--- DATI MEMORIZZATI ---

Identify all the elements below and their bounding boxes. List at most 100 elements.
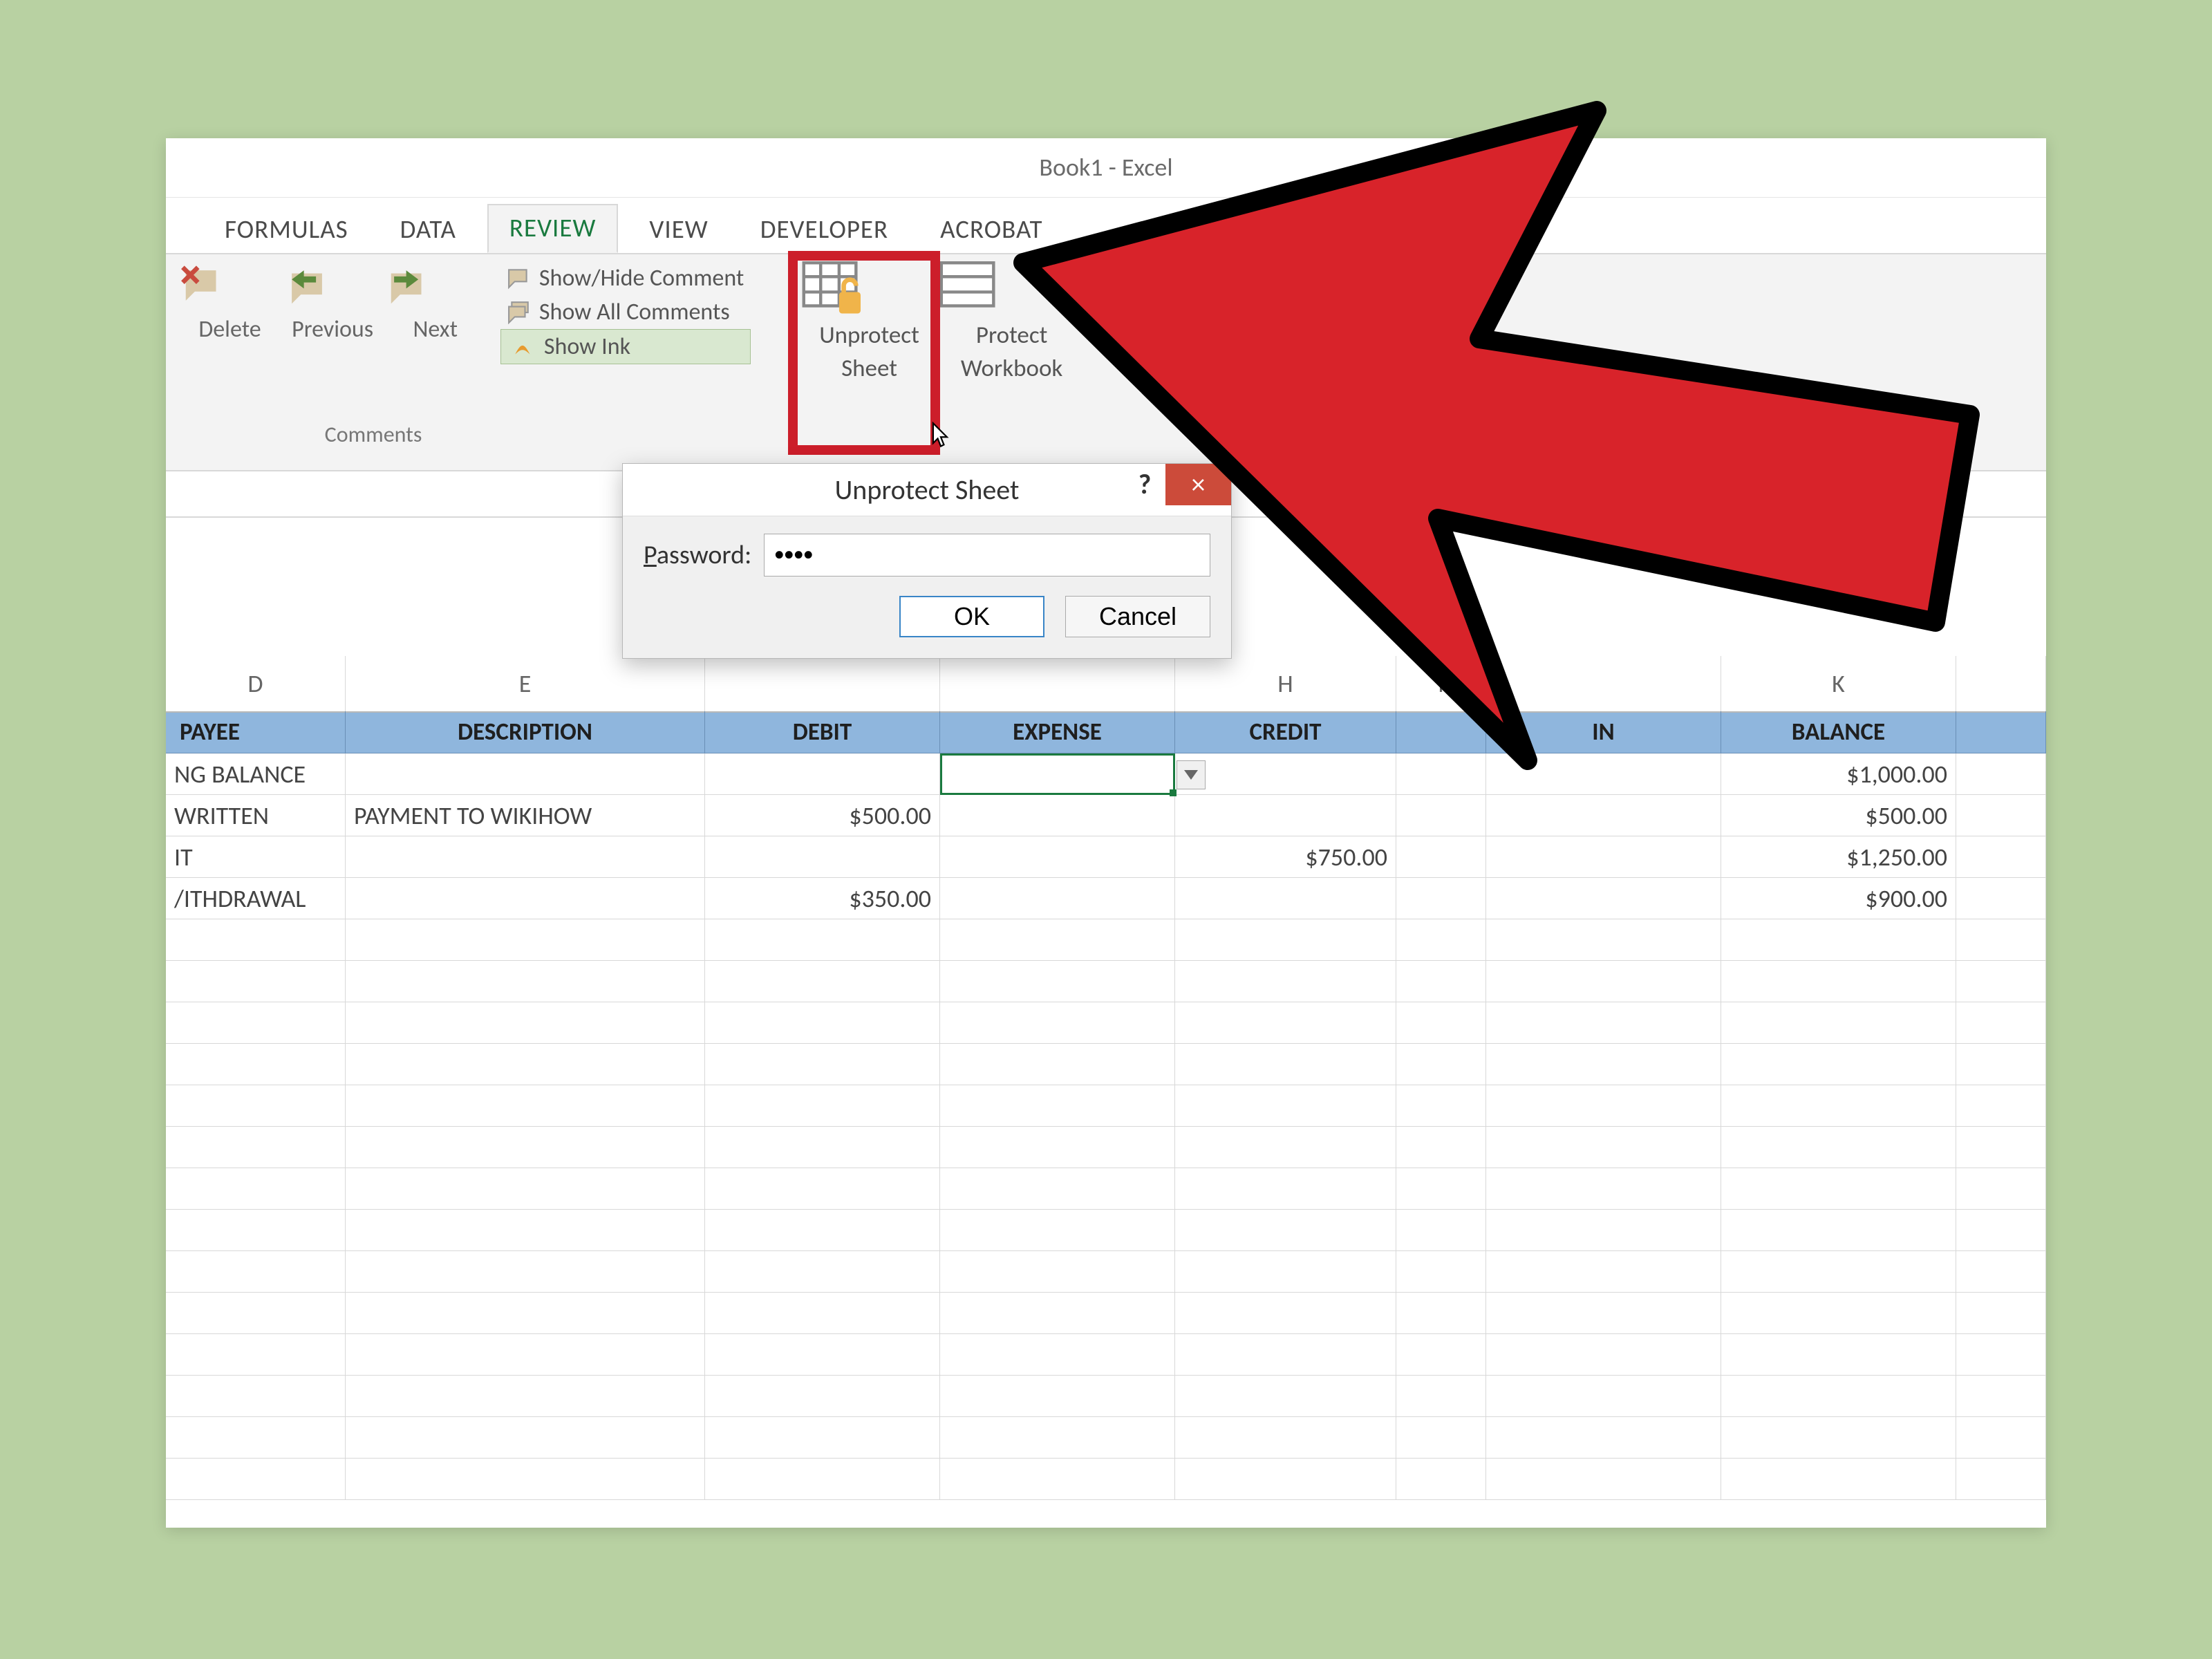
cell-payee[interactable] (166, 1459, 346, 1500)
unprotect-sheet-button[interactable]: Unprotect Sheet (802, 261, 937, 383)
cell-expense[interactable] (940, 1251, 1175, 1293)
cancel-button[interactable]: Cancel (1065, 596, 1210, 637)
cell-blank-l[interactable] (1956, 1044, 2046, 1085)
cell-expense[interactable] (940, 1085, 1175, 1127)
cell-debit[interactable] (705, 1168, 940, 1210)
cell-description[interactable] (346, 1459, 705, 1500)
cell-in[interactable] (1486, 1376, 1721, 1417)
cell-blank-i[interactable] (1396, 1376, 1486, 1417)
cell-payee[interactable] (166, 1085, 346, 1127)
delete-comment-button[interactable]: Delete (180, 261, 280, 344)
cell-blank-i[interactable] (1396, 1417, 1486, 1459)
cell-in[interactable] (1486, 1168, 1721, 1210)
cell-blank-i[interactable] (1396, 919, 1486, 961)
cell-in[interactable] (1486, 1334, 1721, 1376)
cell-credit[interactable]: $750.00 (1175, 836, 1396, 878)
cell-payee[interactable] (166, 1251, 346, 1293)
cell-blank-l[interactable] (1956, 961, 2046, 1002)
cell-debit[interactable] (705, 919, 940, 961)
cell-debit[interactable] (705, 1334, 940, 1376)
cell-credit[interactable] (1175, 1168, 1396, 1210)
cell-description[interactable]: PAYMENT TO WIKIHOW (346, 795, 705, 836)
cell-in[interactable] (1486, 1044, 1721, 1085)
cell-in[interactable] (1486, 1127, 1721, 1168)
cell-blank-i[interactable] (1396, 1044, 1486, 1085)
cell-description[interactable] (346, 1251, 705, 1293)
cell-expense[interactable] (940, 1293, 1175, 1334)
table-row[interactable] (166, 1334, 2046, 1376)
cell-expense[interactable] (940, 1334, 1175, 1376)
cell-description[interactable] (346, 1376, 705, 1417)
cell-description[interactable] (346, 919, 705, 961)
ok-button[interactable]: OK (899, 596, 1044, 637)
cell-debit[interactable] (705, 961, 940, 1002)
cell-blank-i[interactable] (1396, 1168, 1486, 1210)
cell-in[interactable] (1486, 1459, 1721, 1500)
cell-description[interactable] (346, 878, 705, 919)
cell-expense[interactable] (940, 1002, 1175, 1044)
cell-blank-l[interactable] (1956, 1417, 2046, 1459)
tab-review[interactable]: REVIEW (487, 204, 618, 253)
cell-in[interactable] (1486, 836, 1721, 878)
cell-credit[interactable] (1175, 1210, 1396, 1251)
cell-blank-i[interactable] (1396, 1251, 1486, 1293)
table-row[interactable] (166, 1044, 2046, 1085)
cell-blank-l[interactable] (1956, 878, 2046, 919)
cell-credit[interactable] (1175, 1044, 1396, 1085)
table-row[interactable] (166, 1168, 2046, 1210)
cell-payee[interactable] (166, 961, 346, 1002)
cell-expense[interactable] (940, 1168, 1175, 1210)
cell-blank-l[interactable] (1956, 1376, 2046, 1417)
table-row[interactable] (166, 1376, 2046, 1417)
cell-credit[interactable] (1175, 1376, 1396, 1417)
cell-debit[interactable] (705, 1210, 940, 1251)
col-D[interactable]: D (166, 656, 346, 713)
cell-blank-i[interactable] (1396, 1002, 1486, 1044)
cell-description[interactable] (346, 1210, 705, 1251)
cell-payee[interactable]: /ITHDRAWAL (166, 878, 346, 919)
cell-credit[interactable] (1175, 1334, 1396, 1376)
cell-debit[interactable] (705, 1459, 940, 1500)
cell-in[interactable] (1486, 1251, 1721, 1293)
cell-description[interactable] (346, 1334, 705, 1376)
cell-expense[interactable] (940, 919, 1175, 961)
cell-in[interactable] (1486, 878, 1721, 919)
previous-comment-button[interactable]: Previous (283, 261, 383, 344)
table-row[interactable]: IT$750.00$1,250.00 (166, 836, 2046, 878)
cell-in[interactable] (1486, 1417, 1721, 1459)
cell-debit[interactable] (705, 1417, 940, 1459)
cell-description[interactable] (346, 1417, 705, 1459)
show-hide-comment-button[interactable]: Show/Hide Comment (500, 261, 751, 295)
cell-expense[interactable] (940, 753, 1175, 795)
col-L[interactable] (1956, 656, 2046, 713)
cell-credit[interactable] (1175, 1251, 1396, 1293)
cell-balance[interactable] (1721, 1459, 1956, 1500)
cell-in[interactable] (1486, 795, 1721, 836)
cell-blank-i[interactable] (1396, 1334, 1486, 1376)
table-row[interactable] (166, 919, 2046, 961)
cell-blank-l[interactable] (1956, 1334, 2046, 1376)
table-row[interactable]: NG BALANCE$1,000.00 (166, 753, 2046, 795)
cell-balance[interactable] (1721, 1210, 1956, 1251)
cell-payee[interactable] (166, 1210, 346, 1251)
cell-expense[interactable] (940, 961, 1175, 1002)
cell-debit[interactable] (705, 1251, 940, 1293)
cell-balance[interactable] (1721, 1127, 1956, 1168)
cell-in[interactable] (1486, 961, 1721, 1002)
cell-blank-i[interactable] (1396, 1210, 1486, 1251)
cell-credit[interactable] (1175, 1417, 1396, 1459)
cell-expense[interactable] (940, 878, 1175, 919)
tab-developer[interactable]: DEVELOPER (740, 207, 909, 253)
cell-credit[interactable] (1175, 1127, 1396, 1168)
cell-expense[interactable] (940, 795, 1175, 836)
cell-description[interactable] (346, 1293, 705, 1334)
cell-balance[interactable] (1721, 919, 1956, 961)
cell-blank-l[interactable] (1956, 1127, 2046, 1168)
cell-blank-i[interactable] (1396, 795, 1486, 836)
cell-balance[interactable] (1721, 1085, 1956, 1127)
cell-in[interactable] (1486, 1293, 1721, 1334)
col-G[interactable] (940, 656, 1175, 713)
cell-blank-l[interactable] (1956, 836, 2046, 878)
cell-balance[interactable] (1721, 1002, 1956, 1044)
table-row[interactable] (166, 961, 2046, 1002)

---

- COMPITO ASSEGNATO:
Riporta tutti i dati qui sopra in una tabella Markdown con le colonne "Numero" e "Riga", una riga di testo per ciascuna, tralasciando le righe vuote. Escludi le immagini dalla tabella.

- RISPOSTA AL COMPITO:
| Numero | Riga |
|---|---|
| 1 | Identify all the elements below and their bounding boxes. List at most 100 elements. |
| 2 | cell-payee[interactable] (166, 1459, 346, 1500) |
| 3 | unprotect-sheet-button[interactable]: Unprotect Sheet (802, 261, 937, 383) |
| 4 | cell-expense[interactable] (940, 1251, 1175, 1293) |
| 5 | cancel-button[interactable]: Cancel (1065, 596, 1210, 637) |
| 6 | cell-blank-l[interactable] (1956, 1044, 2046, 1085) |
| 7 | cell-expense[interactable] (940, 1085, 1175, 1127) |
| 8 | cell-debit[interactable] (705, 1168, 940, 1210) |
| 9 | cell-description[interactable] (346, 1459, 705, 1500) |
| 10 | cell-in[interactable] (1486, 1376, 1721, 1417) |
| 11 | cell-blank-i[interactable] (1396, 1376, 1486, 1417) |
| 12 | cell-payee[interactable] (166, 1085, 346, 1127) |
| 13 | delete-comment-button[interactable]: Delete (180, 261, 280, 344) |
| 14 | cell-blank-i[interactable] (1396, 1417, 1486, 1459) |
| 15 | cell-in[interactable] (1486, 1168, 1721, 1210) |
| 16 | cell-blank-i[interactable] (1396, 919, 1486, 961) |
| 17 | cell-in[interactable] (1486, 1334, 1721, 1376) |
| 18 | cell-credit[interactable]: $750.00 (1175, 836, 1396, 878) |
| 19 | cell-payee[interactable] (166, 1251, 346, 1293) |
| 20 | cell-blank-l[interactable] (1956, 961, 2046, 1002) |
| 21 | cell-debit[interactable] (705, 919, 940, 961) |
| 22 | cell-debit[interactable] (705, 1334, 940, 1376) |
| 23 | cell-credit[interactable] (1175, 1168, 1396, 1210) |
| 24 | cell-description[interactable]: PAYMENT TO WIKIHOW (346, 795, 705, 836) |
| 25 | cell-in[interactable] (1486, 1044, 1721, 1085) |
| 26 | cell-in[interactable] (1486, 1127, 1721, 1168) |
| 27 | cell-blank-i[interactable] (1396, 1044, 1486, 1085) |
| 28 | cell-description[interactable] (346, 1251, 705, 1293) |
| 29 | cell-expense[interactable] (940, 1293, 1175, 1334) |
| 30 | table-row[interactable] (166, 1334, 2046, 1376) |
| 31 | cell-expense[interactable] (940, 1334, 1175, 1376) |
| 32 | cell-description[interactable] (346, 1376, 705, 1417) |
| 33 | cell-description[interactable] (346, 919, 705, 961) |
| 34 | ok-button[interactable]: OK (899, 596, 1044, 637) |
| 35 | cell-debit[interactable] (705, 961, 940, 1002) |
| 36 | cell-blank-i[interactable] (1396, 1168, 1486, 1210) |
| 37 | cell-in[interactable] (1486, 1459, 1721, 1500) |
| 38 | cell-description[interactable] (346, 878, 705, 919) |
| 39 | cell-expense[interactable] (940, 1002, 1175, 1044) |
| 40 | cell-blank-l[interactable] (1956, 1417, 2046, 1459) |
| 41 | tab-review[interactable]: REVIEW (487, 204, 618, 253) |
| 42 | cell-in[interactable] (1486, 836, 1721, 878) |
| 43 | cell-credit[interactable] (1175, 1210, 1396, 1251) |
| 44 | cell-blank-i[interactable] (1396, 1251, 1486, 1293) |
| 45 | table-row[interactable] (166, 1044, 2046, 1085) |
| 46 | cell-blank-l[interactable] (1956, 878, 2046, 919) |
| 47 | cell-credit[interactable] (1175, 1044, 1396, 1085) |
| 48 | table-row[interactable] (166, 1168, 2046, 1210) |
| 49 | cell-payee[interactable] (166, 961, 346, 1002) |
| 50 | cell-expense[interactable] (940, 1168, 1175, 1210) |
| 51 | cell-blank-l[interactable] (1956, 1376, 2046, 1417) |
| 52 | table-row[interactable] (166, 1376, 2046, 1417) |
| 53 | cell-credit[interactable] (1175, 1376, 1396, 1417) |
| 54 | cell-debit[interactable] (705, 1210, 940, 1251) |
| 55 | col-D[interactable]: D (166, 656, 346, 713) |
| 56 | cell-blank-i[interactable] (1396, 1002, 1486, 1044) |
| 57 | cell-description[interactable] (346, 1210, 705, 1251) |
| 58 | cell-payee[interactable]: /ITHDRAWAL (166, 878, 346, 919) |
| 59 | cell-credit[interactable] (1175, 1334, 1396, 1376) |
| 60 | cell-debit[interactable] (705, 1459, 940, 1500) |
| 61 | cell-in[interactable] (1486, 1251, 1721, 1293) |
| 62 | cell-description[interactable] (346, 1334, 705, 1376) |
| 63 | cell-expense[interactable] (940, 919, 1175, 961) |
| 64 | cell-in[interactable] (1486, 878, 1721, 919) |
| 65 | previous-comment-button[interactable]: Previous (283, 261, 383, 344) |
| 66 | table-row[interactable]: IT$750.00$1,250.00 (166, 836, 2046, 878) |
| 67 | cell-in[interactable] (1486, 1417, 1721, 1459) |
| 68 | cell-debit[interactable] (705, 1417, 940, 1459) |
| 69 | cell-description[interactable] (346, 1417, 705, 1459) |
| 70 | show-hide-comment-button[interactable]: Show/Hide Comment (500, 261, 751, 295) |
| 71 | cell-expense[interactable] (940, 753, 1175, 795) |
| 72 | col-L[interactable] (1956, 656, 2046, 713) |
| 73 | cell-credit[interactable] (1175, 1251, 1396, 1293) |
| 74 | cell-balance[interactable] (1721, 1459, 1956, 1500) |
| 75 | cell-in[interactable] (1486, 795, 1721, 836) |
| 76 | cell-blank-i[interactable] (1396, 1334, 1486, 1376) |
| 77 | table-row[interactable] (166, 919, 2046, 961) |
| 78 | cell-blank-l[interactable] (1956, 1334, 2046, 1376) |
| 79 | table-row[interactable]: NG BALANCE$1,000.00 (166, 753, 2046, 795) |
| 80 | cell-balance[interactable] (1721, 1210, 1956, 1251) |
| 81 | cell-payee[interactable] (166, 1210, 346, 1251) |
| 82 | cell-expense[interactable] (940, 961, 1175, 1002) |
| 83 | cell-debit[interactable] (705, 1251, 940, 1293) |
| 84 | cell-balance[interactable] (1721, 1127, 1956, 1168) |
| 85 | cell-in[interactable] (1486, 961, 1721, 1002) |
| 86 | cell-blank-i[interactable] (1396, 1210, 1486, 1251) |
| 87 | cell-credit[interactable] (1175, 1417, 1396, 1459) |
| 88 | cell-expense[interactable] (940, 878, 1175, 919) |
| 89 | tab-developer[interactable]: DEVELOPER (740, 207, 909, 253) |
| 90 | cell-credit[interactable] (1175, 1127, 1396, 1168) |
| 91 | cell-expense[interactable] (940, 795, 1175, 836) |
| 92 | cell-description[interactable] (346, 1293, 705, 1334) |
| 93 | cell-balance[interactable] (1721, 919, 1956, 961) |
| 94 | cell-blank-l[interactable] (1956, 1127, 2046, 1168) |
| 95 | cell-blank-i[interactable] (1396, 795, 1486, 836) |
| 96 | cell-balance[interactable] (1721, 1085, 1956, 1127) |
| 97 | cell-in[interactable] (1486, 1293, 1721, 1334) |
| 98 | col-G[interactable] (940, 656, 1175, 713) |
| 99 | cell-blank-l[interactable] (1956, 836, 2046, 878) |
| 100 | cell-balance[interactable] (1721, 1002, 1956, 1044) |
| 101 | table-row[interactable] (166, 961, 2046, 1002) |